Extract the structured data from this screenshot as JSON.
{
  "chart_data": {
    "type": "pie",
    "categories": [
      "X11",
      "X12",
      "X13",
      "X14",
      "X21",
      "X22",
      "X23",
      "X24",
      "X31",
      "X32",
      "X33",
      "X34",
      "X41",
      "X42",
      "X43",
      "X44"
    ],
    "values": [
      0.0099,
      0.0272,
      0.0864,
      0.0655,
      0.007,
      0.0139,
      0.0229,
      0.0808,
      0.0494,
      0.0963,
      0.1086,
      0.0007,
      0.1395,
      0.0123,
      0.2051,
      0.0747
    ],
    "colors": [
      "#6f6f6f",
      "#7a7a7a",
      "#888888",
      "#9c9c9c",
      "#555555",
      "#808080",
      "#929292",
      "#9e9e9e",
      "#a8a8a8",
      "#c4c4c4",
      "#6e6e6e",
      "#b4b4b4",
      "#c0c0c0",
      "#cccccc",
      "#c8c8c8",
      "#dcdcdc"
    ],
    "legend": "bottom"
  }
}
——————
▸ Instructions to follow
Transcribe every entry word for word.

▸ Expected answer
Extract the structured data from this screenshot as JSON.
{
  "chart_data": {
    "type": "pie",
    "categories": [
      "X11",
      "X12",
      "X13",
      "X14",
      "X21",
      "X22",
      "X23",
      "X24",
      "X31",
      "X32",
      "X33",
      "X34",
      "X41",
      "X42",
      "X43",
      "X44"
    ],
    "values": [
      0.0099,
      0.0272,
      0.0864,
      0.0655,
      0.007,
      0.0139,
      0.0229,
      0.0808,
      0.0494,
      0.0963,
      0.1086,
      0.0007,
      0.1395,
      0.0123,
      0.2051,
      0.0747
    ],
    "colors": [
      "#6f6f6f",
      "#7a7a7a",
      "#888888",
      "#9c9c9c",
      "#555555",
      "#808080",
      "#929292",
      "#9e9e9e",
      "#a8a8a8",
      "#c4c4c4",
      "#6e6e6e",
      "#b4b4b4",
      "#c0c0c0",
      "#cccccc",
      "#c8c8c8",
      "#dcdcdc"
    ],
    "legend": "bottom"
  }
}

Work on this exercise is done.